──────── Records shown

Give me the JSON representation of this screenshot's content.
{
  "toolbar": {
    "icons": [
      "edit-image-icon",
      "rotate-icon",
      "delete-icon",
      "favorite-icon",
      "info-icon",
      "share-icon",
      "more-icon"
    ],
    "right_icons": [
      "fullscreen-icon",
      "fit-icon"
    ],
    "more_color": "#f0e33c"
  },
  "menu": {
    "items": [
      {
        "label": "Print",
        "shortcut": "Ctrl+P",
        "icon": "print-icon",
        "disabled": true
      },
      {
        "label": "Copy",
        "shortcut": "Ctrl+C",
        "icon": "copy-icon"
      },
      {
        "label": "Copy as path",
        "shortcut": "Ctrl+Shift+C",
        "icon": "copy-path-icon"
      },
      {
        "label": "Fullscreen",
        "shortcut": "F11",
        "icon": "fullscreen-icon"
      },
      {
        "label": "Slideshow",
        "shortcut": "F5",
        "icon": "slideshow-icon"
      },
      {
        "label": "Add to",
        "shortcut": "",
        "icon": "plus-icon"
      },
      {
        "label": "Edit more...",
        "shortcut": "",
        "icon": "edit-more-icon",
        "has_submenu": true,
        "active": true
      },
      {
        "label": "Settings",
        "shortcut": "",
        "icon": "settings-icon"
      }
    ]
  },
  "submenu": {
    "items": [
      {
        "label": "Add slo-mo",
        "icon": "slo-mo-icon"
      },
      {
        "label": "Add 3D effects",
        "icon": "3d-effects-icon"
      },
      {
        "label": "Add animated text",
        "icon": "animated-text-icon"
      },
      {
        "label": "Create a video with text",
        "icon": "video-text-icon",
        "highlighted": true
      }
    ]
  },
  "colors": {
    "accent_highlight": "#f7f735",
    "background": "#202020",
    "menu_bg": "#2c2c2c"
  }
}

────────────────

◆ Work instructions:
Every line above should be printed again exactly as it stands.

◆ Result of this exercise:
Give me the JSON representation of this screenshot's content.
{
  "toolbar": {
    "icons": [
      "edit-image-icon",
      "rotate-icon",
      "delete-icon",
      "favorite-icon",
      "info-icon",
      "share-icon",
      "more-icon"
    ],
    "right_icons": [
      "fullscreen-icon",
      "fit-icon"
    ],
    "more_color": "#f0e33c"
  },
  "menu": {
    "items": [
      {
        "label": "Print",
        "shortcut": "Ctrl+P",
        "icon": "print-icon",
        "disabled": true
      },
      {
        "label": "Copy",
        "shortcut": "Ctrl+C",
        "icon": "copy-icon"
      },
      {
        "label": "Copy as path",
        "shortcut": "Ctrl+Shift+C",
        "icon": "copy-path-icon"
      },
      {
        "label": "Fullscreen",
        "shortcut": "F11",
        "icon": "fullscreen-icon"
      },
      {
        "label": "Slideshow",
        "shortcut": "F5",
        "icon": "slideshow-icon"
      },
      {
        "label": "Add to",
        "shortcut": "",
        "icon": "plus-icon"
      },
      {
        "label": "Edit more...",
        "shortcut": "",
        "icon": "edit-more-icon",
        "has_submenu": true,
        "active": true
      },
      {
        "label": "Settings",
        "shortcut": "",
        "icon": "settings-icon"
      }
    ]
  },
  "submenu": {
    "items": [
      {
        "label": "Add slo-mo",
        "icon": "slo-mo-icon"
      },
      {
        "label": "Add 3D effects",
        "icon": "3d-effects-icon"
      },
      {
        "label": "Add animated text",
        "icon": "animated-text-icon"
      },
      {
        "label": "Create a video with text",
        "icon": "video-text-icon",
        "highlighted": true
      }
    ]
  },
  "colors": {
    "accent_highlight": "#f7f735",
    "background": "#202020",
    "menu_bg": "#2c2c2c"
  }
}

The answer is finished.